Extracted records
>>

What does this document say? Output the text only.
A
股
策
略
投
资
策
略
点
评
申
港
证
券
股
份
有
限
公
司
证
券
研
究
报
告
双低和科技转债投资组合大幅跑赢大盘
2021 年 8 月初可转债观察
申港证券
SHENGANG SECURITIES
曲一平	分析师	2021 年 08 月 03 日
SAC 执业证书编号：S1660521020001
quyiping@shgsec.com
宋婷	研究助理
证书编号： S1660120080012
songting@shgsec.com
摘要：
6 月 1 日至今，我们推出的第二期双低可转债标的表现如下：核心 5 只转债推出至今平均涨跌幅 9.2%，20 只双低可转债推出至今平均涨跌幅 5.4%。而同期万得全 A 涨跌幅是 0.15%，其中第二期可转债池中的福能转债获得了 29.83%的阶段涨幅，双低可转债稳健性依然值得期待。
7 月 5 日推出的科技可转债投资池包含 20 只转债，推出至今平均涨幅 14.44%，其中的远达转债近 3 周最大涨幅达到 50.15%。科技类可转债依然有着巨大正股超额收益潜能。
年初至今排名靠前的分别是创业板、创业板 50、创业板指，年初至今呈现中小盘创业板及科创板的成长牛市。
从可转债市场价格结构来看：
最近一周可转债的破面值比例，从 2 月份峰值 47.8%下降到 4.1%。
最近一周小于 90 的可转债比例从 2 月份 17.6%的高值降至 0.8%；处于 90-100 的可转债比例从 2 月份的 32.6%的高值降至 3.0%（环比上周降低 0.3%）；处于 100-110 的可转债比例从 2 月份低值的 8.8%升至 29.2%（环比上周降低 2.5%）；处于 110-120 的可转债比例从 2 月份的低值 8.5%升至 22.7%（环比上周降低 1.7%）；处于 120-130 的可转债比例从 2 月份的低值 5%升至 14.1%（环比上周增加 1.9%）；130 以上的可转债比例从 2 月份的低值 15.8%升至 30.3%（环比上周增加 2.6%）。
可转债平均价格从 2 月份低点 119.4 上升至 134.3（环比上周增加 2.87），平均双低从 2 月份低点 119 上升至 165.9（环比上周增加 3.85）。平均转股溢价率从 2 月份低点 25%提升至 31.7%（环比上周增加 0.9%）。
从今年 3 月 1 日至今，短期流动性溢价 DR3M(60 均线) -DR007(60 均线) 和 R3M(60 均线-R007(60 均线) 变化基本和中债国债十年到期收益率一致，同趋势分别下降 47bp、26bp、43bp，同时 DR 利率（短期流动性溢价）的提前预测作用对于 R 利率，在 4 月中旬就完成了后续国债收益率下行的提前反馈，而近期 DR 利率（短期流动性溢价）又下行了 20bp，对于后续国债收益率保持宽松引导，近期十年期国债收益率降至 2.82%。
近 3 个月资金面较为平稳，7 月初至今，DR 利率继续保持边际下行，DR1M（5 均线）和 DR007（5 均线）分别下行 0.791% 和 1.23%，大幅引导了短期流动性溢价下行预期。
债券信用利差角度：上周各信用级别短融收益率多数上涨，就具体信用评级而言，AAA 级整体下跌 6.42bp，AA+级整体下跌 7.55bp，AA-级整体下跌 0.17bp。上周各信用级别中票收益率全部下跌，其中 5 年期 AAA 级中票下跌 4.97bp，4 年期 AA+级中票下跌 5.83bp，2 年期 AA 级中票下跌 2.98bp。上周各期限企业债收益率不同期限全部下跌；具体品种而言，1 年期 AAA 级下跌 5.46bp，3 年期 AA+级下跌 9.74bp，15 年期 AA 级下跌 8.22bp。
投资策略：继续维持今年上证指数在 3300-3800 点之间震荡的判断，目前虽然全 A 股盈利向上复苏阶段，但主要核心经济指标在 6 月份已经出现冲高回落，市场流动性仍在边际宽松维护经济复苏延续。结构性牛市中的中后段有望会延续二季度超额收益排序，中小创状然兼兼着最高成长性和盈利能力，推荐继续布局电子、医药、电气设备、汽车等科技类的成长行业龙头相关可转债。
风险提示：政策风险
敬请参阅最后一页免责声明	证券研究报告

<<

Every record should be repeated exactly; please leave none out.

_SOLUTION_
What does this document say? Output the text only.
A
股
策
略
投
资
策
略
点
评
申
港
证
券
股
份
有
限
公
司
证
券
研
究
报
告
双低和科技转债投资组合大幅跑赢大盘
2021 年 8 月初可转债观察
申港证券
SHENGANG SECURITIES
曲一平	分析师	2021 年 08 月 03 日
SAC 执业证书编号：S1660521020001
quyiping@shgsec.com
宋婷	研究助理
证书编号： S1660120080012
songting@shgsec.com
摘要：
6 月 1 日至今，我们推出的第二期双低可转债标的表现如下：核心 5 只转债推出至今平均涨跌幅 9.2%，20 只双低可转债推出至今平均涨跌幅 5.4%。而同期万得全 A 涨跌幅是 0.15%，其中第二期可转债池中的福能转债获得了 29.83%的阶段涨幅，双低可转债稳健性依然值得期待。
7 月 5 日推出的科技可转债投资池包含 20 只转债，推出至今平均涨幅 14.44%，其中的远达转债近 3 周最大涨幅达到 50.15%。科技类可转债依然有着巨大正股超额收益潜能。
年初至今排名靠前的分别是创业板、创业板 50、创业板指，年初至今呈现中小盘创业板及科创板的成长牛市。
从可转债市场价格结构来看：
最近一周可转债的破面值比例，从 2 月份峰值 47.8%下降到 4.1%。
最近一周小于 90 的可转债比例从 2 月份 17.6%的高值降至 0.8%；处于 90-100 的可转债比例从 2 月份的 32.6%的高值降至 3.0%（环比上周降低 0.3%）；处于 100-110 的可转债比例从 2 月份低值的 8.8%升至 29.2%（环比上周降低 2.5%）；处于 110-120 的可转债比例从 2 月份的低值 8.5%升至 22.7%（环比上周降低 1.7%）；处于 120-130 的可转债比例从 2 月份的低值 5%升至 14.1%（环比上周增加 1.9%）；130 以上的可转债比例从 2 月份的低值 15.8%升至 30.3%（环比上周增加 2.6%）。
可转债平均价格从 2 月份低点 119.4 上升至 134.3（环比上周增加 2.87），平均双低从 2 月份低点 119 上升至 165.9（环比上周增加 3.85）。平均转股溢价率从 2 月份低点 25%提升至 31.7%（环比上周增加 0.9%）。
从今年 3 月 1 日至今，短期流动性溢价 DR3M(60 均线) -DR007(60 均线) 和 R3M(60 均线-R007(60 均线) 变化基本和中债国债十年到期收益率一致，同趋势分别下降 47bp、26bp、43bp，同时 DR 利率（短期流动性溢价）的提前预测作用对于 R 利率，在 4 月中旬就完成了后续国债收益率下行的提前反馈，而近期 DR 利率（短期流动性溢价）又下行了 20bp，对于后续国债收益率保持宽松引导，近期十年期国债收益率降至 2.82%。
近 3 个月资金面较为平稳，7 月初至今，DR 利率继续保持边际下行，DR1M（5 均线）和 DR007（5 均线）分别下行 0.791% 和 1.23%，大幅引导了短期流动性溢价下行预期。
债券信用利差角度：上周各信用级别短融收益率多数上涨，就具体信用评级而言，AAA 级整体下跌 6.42bp，AA+级整体下跌 7.55bp，AA-级整体下跌 0.17bp。上周各信用级别中票收益率全部下跌，其中 5 年期 AAA 级中票下跌 4.97bp，4 年期 AA+级中票下跌 5.83bp，2 年期 AA 级中票下跌 2.98bp。上周各期限企业债收益率不同期限全部下跌；具体品种而言，1 年期 AAA 级下跌 5.46bp，3 年期 AA+级下跌 9.74bp，15 年期 AA 级下跌 8.22bp。
投资策略：继续维持今年上证指数在 3300-3800 点之间震荡的判断，目前虽然全 A 股盈利向上复苏阶段，但主要核心经济指标在 6 月份已经出现冲高回落，市场流动性仍在边际宽松维护经济复苏延续。结构性牛市中的中后段有望会延续二季度超额收益排序，中小创状然兼兼着最高成长性和盈利能力，推荐继续布局电子、医药、电气设备、汽车等科技类的成长行业龙头相关可转债。
风险提示：政策风险
敬请参阅最后一页免责声明	证券研究报告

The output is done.